**Supplied text:**
-=-=-=-=-

What does understanding this achieve?

Why do you train Parkour? Some people can explain exactly why they train, others are not so certain or have no idea at all. For some people the reasons are important. For others they do not matter. Many people will find that their reasons change over time. When it comes to someone helping you train they usually need to know your purpose for training so that they can provide you with what you are looking for. If you are not feeling satisfied with training and what you are achieving it is usually because you are not getting the results you want. This can be especially complicated when you are not really sure why you are training and you are feeling dissatisfied with your own progression or lack thereof.

Understanding why you are training is important as it influences your motivation levels. Without the correct motivation you generally won’t continue to train.

-=-=-=-=-

**Dataset content:**
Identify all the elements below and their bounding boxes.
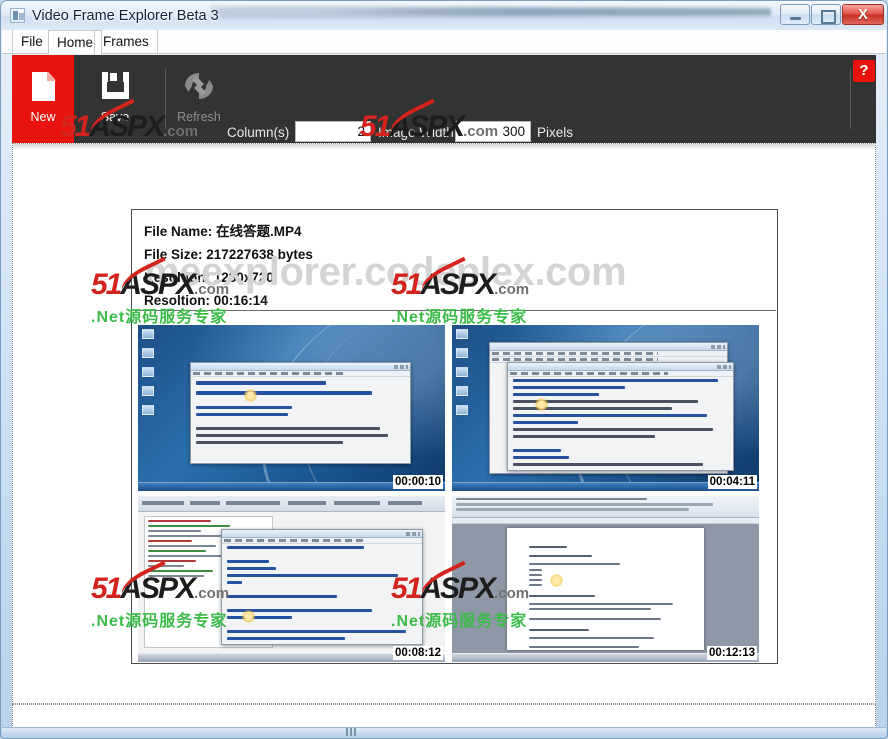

-=-=-=-=-

The parkour passage sorts people by how well they know why they train. List every group it names.

**Result for this task:**
- People who can explain exactly why they train
- People who are not so certain
- People who have no idea at all